* Data for this exercise
------------------------------------------------------------------------
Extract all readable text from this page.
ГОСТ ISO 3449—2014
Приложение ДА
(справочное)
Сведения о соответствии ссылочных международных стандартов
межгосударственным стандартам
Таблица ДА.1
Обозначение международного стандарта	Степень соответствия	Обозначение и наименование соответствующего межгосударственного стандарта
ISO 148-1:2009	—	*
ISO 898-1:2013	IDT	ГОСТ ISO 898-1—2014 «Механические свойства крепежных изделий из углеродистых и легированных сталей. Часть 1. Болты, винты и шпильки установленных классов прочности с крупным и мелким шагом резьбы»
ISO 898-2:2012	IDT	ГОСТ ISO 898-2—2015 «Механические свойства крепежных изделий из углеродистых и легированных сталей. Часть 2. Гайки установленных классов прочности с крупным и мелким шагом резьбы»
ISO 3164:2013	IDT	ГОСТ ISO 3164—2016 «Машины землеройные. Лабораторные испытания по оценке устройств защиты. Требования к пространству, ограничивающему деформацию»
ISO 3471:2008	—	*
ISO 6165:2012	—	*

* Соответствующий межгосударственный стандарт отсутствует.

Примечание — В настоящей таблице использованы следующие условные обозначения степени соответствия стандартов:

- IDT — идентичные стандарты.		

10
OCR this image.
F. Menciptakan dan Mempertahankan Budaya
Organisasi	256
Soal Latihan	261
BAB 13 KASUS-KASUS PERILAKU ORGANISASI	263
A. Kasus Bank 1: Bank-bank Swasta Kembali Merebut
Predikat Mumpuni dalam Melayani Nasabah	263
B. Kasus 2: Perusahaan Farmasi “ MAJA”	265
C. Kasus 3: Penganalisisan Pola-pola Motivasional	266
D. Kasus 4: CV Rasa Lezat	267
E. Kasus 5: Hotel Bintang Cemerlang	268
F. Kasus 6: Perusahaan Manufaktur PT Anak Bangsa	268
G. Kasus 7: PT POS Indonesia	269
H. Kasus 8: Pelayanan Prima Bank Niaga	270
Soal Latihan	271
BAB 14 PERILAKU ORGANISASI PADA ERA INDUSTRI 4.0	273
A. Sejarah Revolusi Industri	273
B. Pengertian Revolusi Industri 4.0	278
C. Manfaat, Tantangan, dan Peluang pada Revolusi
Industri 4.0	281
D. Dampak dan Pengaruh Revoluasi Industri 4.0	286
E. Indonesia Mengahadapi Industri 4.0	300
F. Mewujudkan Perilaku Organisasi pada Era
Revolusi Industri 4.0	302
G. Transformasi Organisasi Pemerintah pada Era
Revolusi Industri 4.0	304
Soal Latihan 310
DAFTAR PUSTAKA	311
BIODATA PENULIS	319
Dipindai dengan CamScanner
------------------------------------------------------------------------
* Work to be completed
All of the data needs to be printed once more, exactly.

* Written response
Extract all readable text from this page.
ГОСТ ISO 3449—2014
Приложение ДА
(справочное)
Сведения о соответствии ссылочных международных стандартов
межгосударственным стандартам
Таблица ДА.1
Обозначение международного стандарта	Степень соответствия	Обозначение и наименование соответствующего межгосударственного стандарта
ISO 148-1:2009	—	*
ISO 898-1:2013	IDT	ГОСТ ISO 898-1—2014 «Механические свойства крепежных изделий из углеродистых и легированных сталей. Часть 1. Болты, винты и шпильки установленных классов прочности с крупным и мелким шагом резьбы»
ISO 898-2:2012	IDT	ГОСТ ISO 898-2—2015 «Механические свойства крепежных изделий из углеродистых и легированных сталей. Часть 2. Гайки установленных классов прочности с крупным и мелким шагом резьбы»
ISO 3164:2013	IDT	ГОСТ ISO 3164—2016 «Машины землеройные. Лабораторные испытания по оценке устройств защиты. Требования к пространству, ограничивающему деформацию»
ISO 3471:2008	—	*
ISO 6165:2012	—	*

* Соответствующий межгосударственный стандарт отсутствует.

Примечание — В настоящей таблице использованы следующие условные обозначения степени соответствия стандартов:

- IDT — идентичные стандарты.		

10
OCR this image.
F. Menciptakan dan Mempertahankan Budaya
Organisasi	256
Soal Latihan	261
BAB 13 KASUS-KASUS PERILAKU ORGANISASI	263
A. Kasus Bank 1: Bank-bank Swasta Kembali Merebut
Predikat Mumpuni dalam Melayani Nasabah	263
B. Kasus 2: Perusahaan Farmasi “ MAJA”	265
C. Kasus 3: Penganalisisan Pola-pola Motivasional	266
D. Kasus 4: CV Rasa Lezat	267
E. Kasus 5: Hotel Bintang Cemerlang	268
F. Kasus 6: Perusahaan Manufaktur PT Anak Bangsa	268
G. Kasus 7: PT POS Indonesia	269
H. Kasus 8: Pelayanan Prima Bank Niaga	270
Soal Latihan	271
BAB 14 PERILAKU ORGANISASI PADA ERA INDUSTRI 4.0	273
A. Sejarah Revolusi Industri	273
B. Pengertian Revolusi Industri 4.0	278
C. Manfaat, Tantangan, dan Peluang pada Revolusi
Industri 4.0	281
D. Dampak dan Pengaruh Revoluasi Industri 4.0	286
E. Indonesia Mengahadapi Industri 4.0	300
F. Mewujudkan Perilaku Organisasi pada Era
Revolusi Industri 4.0	302
G. Transformasi Organisasi Pemerintah pada Era
Revolusi Industri 4.0	304
Soal Latihan 310
DAFTAR PUSTAKA	311
BIODATA PENULIS	319
Dipindai dengan CamScanner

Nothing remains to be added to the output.